1. Calculate the composition of the solution

For convenience, let’s call benzene Component 1 and toluene Component 2.

According to Raoult’s Law,

$p_{1} = \chi_{1}p_{1}^{\circ}\\p_{2} = \chi_{2}p_{2}^{\circ}$

where

p₁ and p₂ are the vapour pressures of the components above the solution

χ₁ and χ₂ are the mole fractions of the components

p₁° and p₂° are the vapour pressures of the pure components.
----
**Problems to solve**.
1. In the Raoult's Law excerpt, what label is given to toluene?
2. Reproduce the part of the Raoult's Law excerpt that begins at the words "According to Raoult’s" and stops after "the pure components.", substituting "amount fractions" for "mole fractions".
3. Shorten the paragraph of the Raoult's Law excerpt that begins "For convenience" while keeping its main facts.
The data that come next are taken from a separate source.
----
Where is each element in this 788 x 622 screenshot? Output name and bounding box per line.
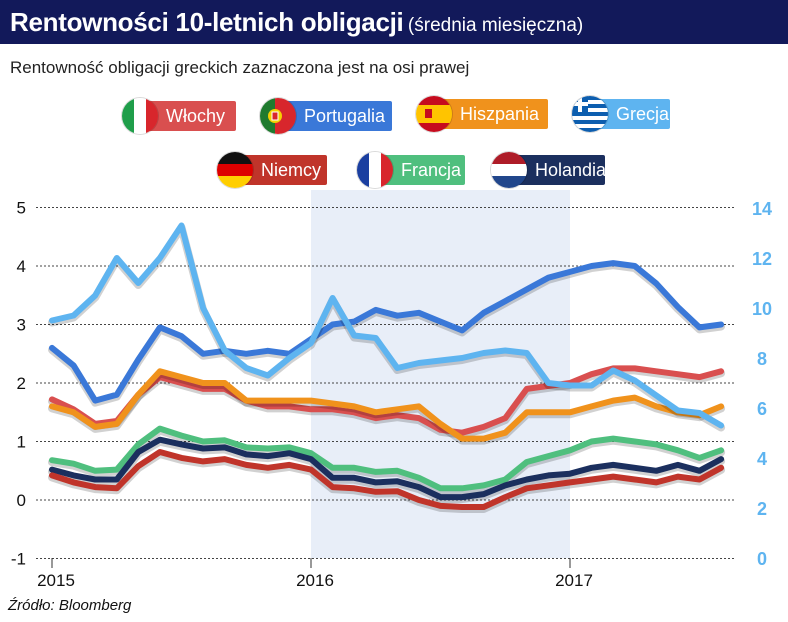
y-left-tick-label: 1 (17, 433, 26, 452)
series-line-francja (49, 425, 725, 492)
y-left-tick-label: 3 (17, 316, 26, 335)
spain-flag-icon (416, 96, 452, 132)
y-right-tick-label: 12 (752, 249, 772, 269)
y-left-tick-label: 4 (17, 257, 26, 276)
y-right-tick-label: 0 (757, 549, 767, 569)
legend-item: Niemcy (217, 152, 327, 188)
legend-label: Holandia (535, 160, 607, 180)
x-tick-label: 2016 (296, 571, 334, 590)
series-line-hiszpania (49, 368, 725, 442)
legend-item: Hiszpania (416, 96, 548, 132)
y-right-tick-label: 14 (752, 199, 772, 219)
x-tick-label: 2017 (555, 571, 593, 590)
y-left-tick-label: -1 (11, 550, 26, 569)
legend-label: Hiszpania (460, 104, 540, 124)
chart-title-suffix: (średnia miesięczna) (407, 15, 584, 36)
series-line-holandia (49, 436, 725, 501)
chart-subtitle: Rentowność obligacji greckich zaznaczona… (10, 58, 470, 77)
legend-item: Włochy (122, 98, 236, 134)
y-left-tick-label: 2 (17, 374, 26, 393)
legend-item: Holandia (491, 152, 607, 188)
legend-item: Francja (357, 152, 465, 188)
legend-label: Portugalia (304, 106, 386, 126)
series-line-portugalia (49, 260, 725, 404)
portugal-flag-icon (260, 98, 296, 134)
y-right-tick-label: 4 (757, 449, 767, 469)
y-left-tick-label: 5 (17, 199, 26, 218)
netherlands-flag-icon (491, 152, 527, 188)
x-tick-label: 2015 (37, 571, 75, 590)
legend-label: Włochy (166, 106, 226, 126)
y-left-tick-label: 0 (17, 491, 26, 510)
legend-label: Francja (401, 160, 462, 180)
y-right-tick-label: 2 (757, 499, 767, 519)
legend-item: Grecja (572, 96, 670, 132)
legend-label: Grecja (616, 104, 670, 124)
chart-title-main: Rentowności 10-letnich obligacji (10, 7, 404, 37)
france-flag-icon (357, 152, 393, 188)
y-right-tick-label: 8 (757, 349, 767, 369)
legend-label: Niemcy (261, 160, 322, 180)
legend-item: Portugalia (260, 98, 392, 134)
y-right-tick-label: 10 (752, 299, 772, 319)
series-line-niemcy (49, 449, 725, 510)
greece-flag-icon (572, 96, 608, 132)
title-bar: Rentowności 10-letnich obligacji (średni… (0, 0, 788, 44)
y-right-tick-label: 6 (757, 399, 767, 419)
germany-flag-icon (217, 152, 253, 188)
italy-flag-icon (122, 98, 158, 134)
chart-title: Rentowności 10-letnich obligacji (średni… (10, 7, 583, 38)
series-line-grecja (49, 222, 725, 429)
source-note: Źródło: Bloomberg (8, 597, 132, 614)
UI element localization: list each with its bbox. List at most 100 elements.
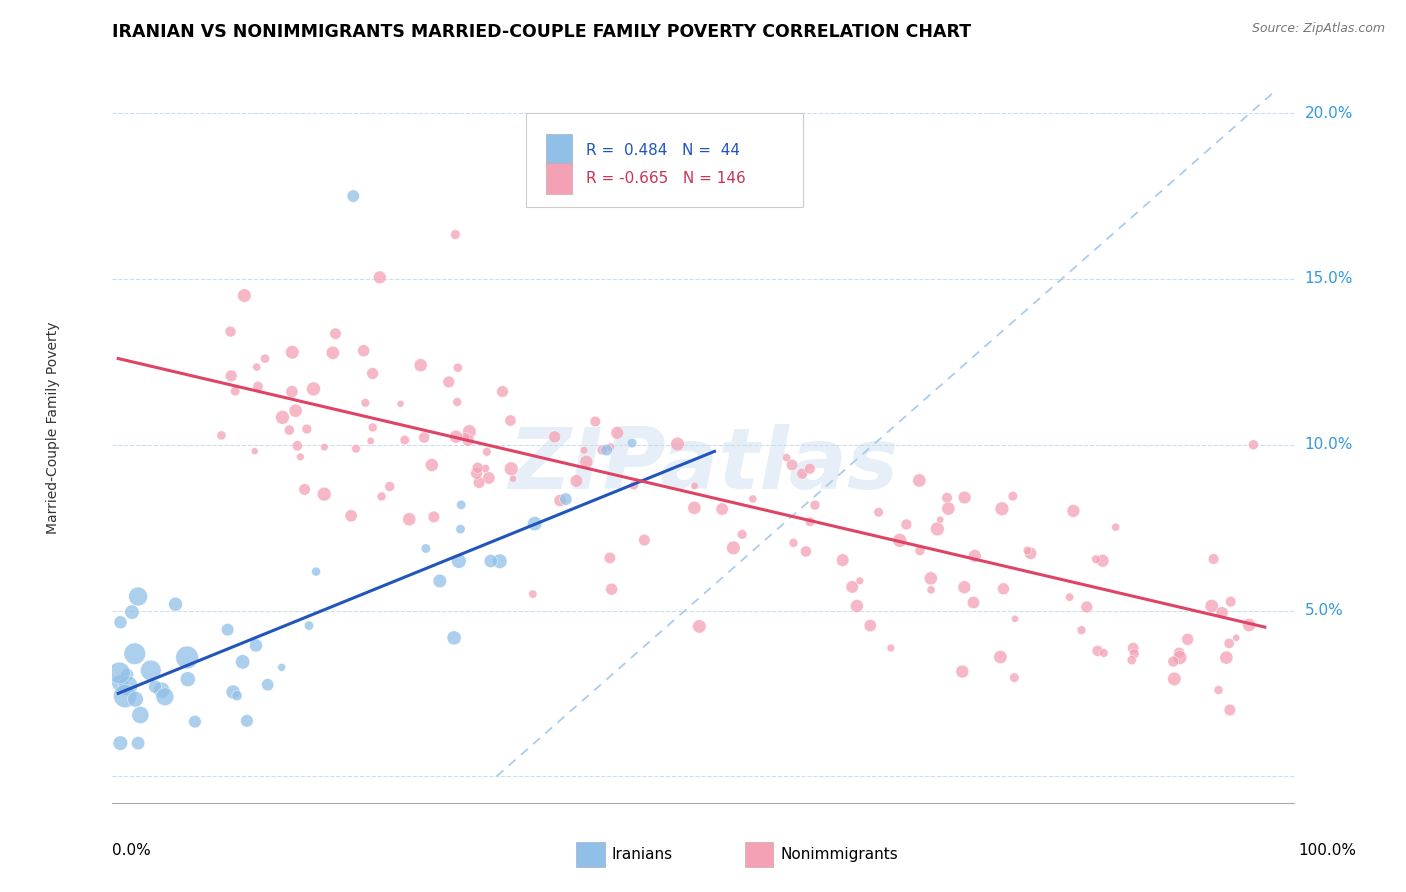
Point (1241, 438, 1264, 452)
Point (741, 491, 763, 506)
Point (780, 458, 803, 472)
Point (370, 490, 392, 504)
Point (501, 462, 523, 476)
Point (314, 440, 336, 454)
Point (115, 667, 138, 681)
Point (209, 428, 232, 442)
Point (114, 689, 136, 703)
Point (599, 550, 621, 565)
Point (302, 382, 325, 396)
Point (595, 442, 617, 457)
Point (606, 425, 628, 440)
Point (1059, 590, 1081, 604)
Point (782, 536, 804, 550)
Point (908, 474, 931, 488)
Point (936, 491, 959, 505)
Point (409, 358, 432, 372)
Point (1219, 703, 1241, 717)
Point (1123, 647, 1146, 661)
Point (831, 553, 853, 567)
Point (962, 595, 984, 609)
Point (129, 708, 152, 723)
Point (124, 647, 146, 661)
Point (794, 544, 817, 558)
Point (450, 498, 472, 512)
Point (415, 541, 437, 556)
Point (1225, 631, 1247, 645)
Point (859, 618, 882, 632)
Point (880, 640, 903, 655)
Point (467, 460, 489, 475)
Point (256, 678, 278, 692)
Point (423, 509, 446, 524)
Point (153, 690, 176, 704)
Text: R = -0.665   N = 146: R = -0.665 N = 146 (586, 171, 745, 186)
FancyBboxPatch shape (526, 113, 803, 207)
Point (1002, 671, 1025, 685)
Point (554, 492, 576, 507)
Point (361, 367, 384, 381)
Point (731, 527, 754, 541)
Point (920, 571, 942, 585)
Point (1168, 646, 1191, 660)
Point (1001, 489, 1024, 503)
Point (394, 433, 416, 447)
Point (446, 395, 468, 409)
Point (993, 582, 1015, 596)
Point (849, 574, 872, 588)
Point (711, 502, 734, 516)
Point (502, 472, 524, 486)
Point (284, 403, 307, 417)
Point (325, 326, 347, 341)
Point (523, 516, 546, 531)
----
**The responses**.
1. Toluene is called Component 2.

2.
According to Raoult’s Law,

$p_{1} = \chi_{1}p_{1}^{\circ}\\p_{2} = \chi_{2}p_{2}^{\circ}$

where

p₁ and p₂ are the vapour pressures of the components above the solution

χ₁ and χ₂ are the amount fractions of the components

p₁° and p₂° are the vapour pressures of the pure components.

3. Benzene is Component 1 and toluene is Component 2.